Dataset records
————————

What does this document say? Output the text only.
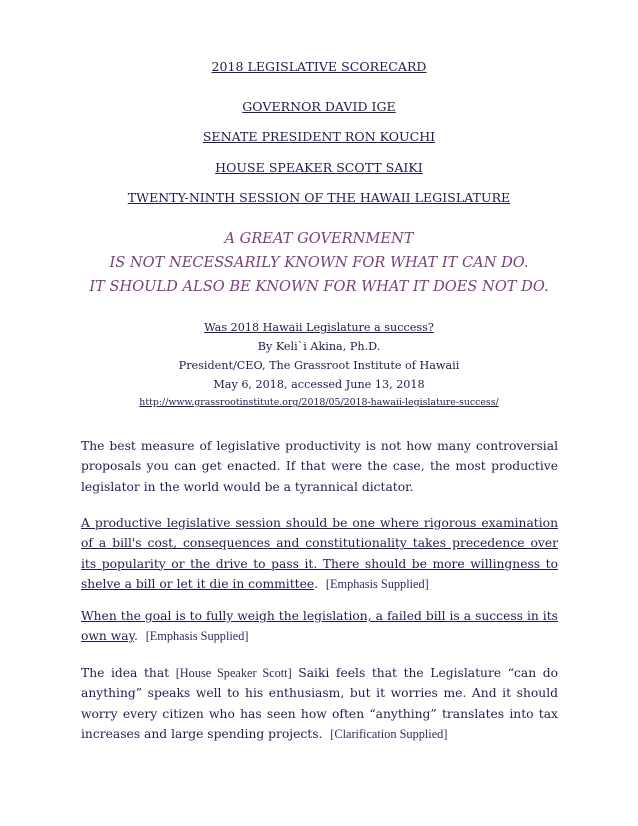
2018 LEGISLATIVE SCORECARD
GOVERNOR DAVID IGE
SENATE PRESIDENT RON KOUCHI
HOUSE SPEAKER SCOTT SAIKI
TWENTY-NINTH SESSION OF THE HAWAII LEGISLATURE
A GREAT GOVERNMENT
IS NOT NECESSARILY KNOWN FOR WHAT IT CAN DO.
IT SHOULD ALSO BE KNOWN FOR WHAT IT DOES NOT DO.
Was 2018 Hawaii Legislature a success?
By Keli`i Akina, Ph.D.
President/CEO, The Grassroot Institute of Hawaii
May 6, 2018, accessed June 13, 2018
http://www.grassrootinstitute.org/2018/05/2018-hawaii-legislature-success/

The best measure of legislative productivity is not how many controversial proposals you can get enacted. If that were the case, the most productive legislator in the world would be a tyrannical dictator.

A productive legislative session should be one where rigorous examination of a bill's cost, consequences and constitutionality takes precedence over its popularity or the drive to pass it. There should be more willingness to shelve a bill or let it die in committee. [Emphasis Supplied]

When the goal is to fully weigh the legislation, a failed bill is a success in its own way. [Emphasis Supplied]

The idea that [House Speaker Scott] Saiki feels that the Legislature “can do anything” speaks well to his enthusiasm, but it worries me. And it should worry every citizen who has seen how often “anything” translates into tax increases and large spending projects. [Clarification Supplied]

————————

| THE EXERCISE |
Using the material above, count the lines containing the word "that". Reply with the number alone.

| RESPONSE TO THIS EXERCISE |
2